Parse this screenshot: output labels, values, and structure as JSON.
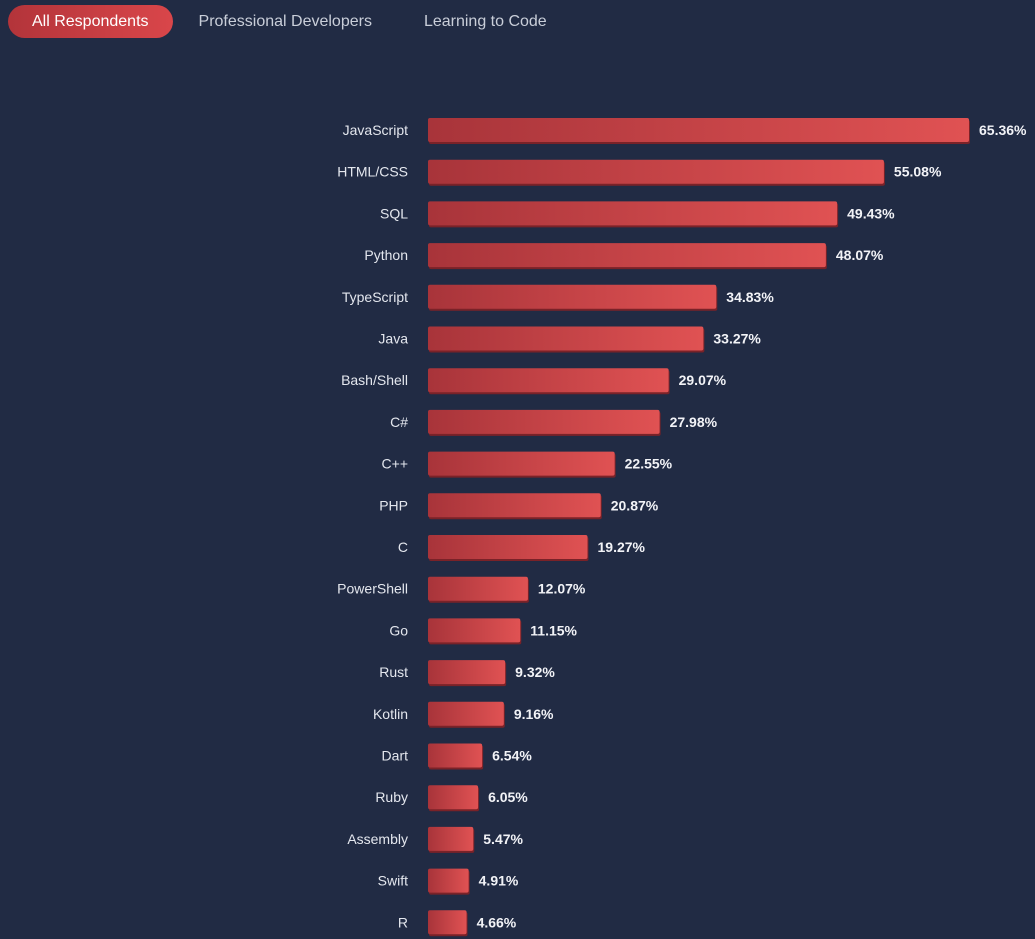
{
  "tabs": [
    {
      "label": "All Respondents",
      "active": true
    },
    {
      "label": "Professional Developers",
      "active": false
    },
    {
      "label": "Learning to Code",
      "active": false
    }
  ],
  "colors": {
    "background": "#212b44",
    "bar_start": "#a8343a",
    "bar_end": "#e05253",
    "bar_shadow": "#7a2228",
    "tab_active": "#c73d42"
  },
  "chart_data": {
    "type": "bar",
    "orientation": "horizontal",
    "title": "",
    "xlabel": "",
    "ylabel": "",
    "xlim": [
      0,
      65.36
    ],
    "grid": false,
    "categories": [
      "JavaScript",
      "HTML/CSS",
      "SQL",
      "Python",
      "TypeScript",
      "Java",
      "Bash/Shell",
      "C#",
      "C++",
      "PHP",
      "C",
      "PowerShell",
      "Go",
      "Rust",
      "Kotlin",
      "Dart",
      "Ruby",
      "Assembly",
      "Swift",
      "R"
    ],
    "values": [
      65.36,
      55.08,
      49.43,
      48.07,
      34.83,
      33.27,
      29.07,
      27.98,
      22.55,
      20.87,
      19.27,
      12.07,
      11.15,
      9.32,
      9.16,
      6.54,
      6.05,
      5.47,
      4.91,
      4.66
    ],
    "value_labels": [
      "65.36%",
      "55.08%",
      "49.43%",
      "48.07%",
      "34.83%",
      "33.27%",
      "29.07%",
      "27.98%",
      "22.55%",
      "20.87%",
      "19.27%",
      "12.07%",
      "11.15%",
      "9.32%",
      "9.16%",
      "6.54%",
      "6.05%",
      "5.47%",
      "4.91%",
      "4.66%"
    ]
  }
}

________________

• Given task: Copy every record above exactly, leaving out the pictures.

• Task result:
Parse this screenshot: output labels, values, and structure as JSON.
{
  "tabs": [
    {
      "label": "All Respondents",
      "active": true
    },
    {
      "label": "Professional Developers",
      "active": false
    },
    {
      "label": "Learning to Code",
      "active": false
    }
  ],
  "colors": {
    "background": "#212b44",
    "bar_start": "#a8343a",
    "bar_end": "#e05253",
    "bar_shadow": "#7a2228",
    "tab_active": "#c73d42"
  },
  "chart_data": {
    "type": "bar",
    "orientation": "horizontal",
    "title": "",
    "xlabel": "",
    "ylabel": "",
    "xlim": [
      0,
      65.36
    ],
    "grid": false,
    "categories": [
      "JavaScript",
      "HTML/CSS",
      "SQL",
      "Python",
      "TypeScript",
      "Java",
      "Bash/Shell",
      "C#",
      "C++",
      "PHP",
      "C",
      "PowerShell",
      "Go",
      "Rust",
      "Kotlin",
      "Dart",
      "Ruby",
      "Assembly",
      "Swift",
      "R"
    ],
    "values": [
      65.36,
      55.08,
      49.43,
      48.07,
      34.83,
      33.27,
      29.07,
      27.98,
      22.55,
      20.87,
      19.27,
      12.07,
      11.15,
      9.32,
      9.16,
      6.54,
      6.05,
      5.47,
      4.91,
      4.66
    ],
    "value_labels": [
      "65.36%",
      "55.08%",
      "49.43%",
      "48.07%",
      "34.83%",
      "33.27%",
      "29.07%",
      "27.98%",
      "22.55%",
      "20.87%",
      "19.27%",
      "12.07%",
      "11.15%",
      "9.32%",
      "9.16%",
      "6.54%",
      "6.05%",
      "5.47%",
      "4.91%",
      "4.66%"
    ]
  }
}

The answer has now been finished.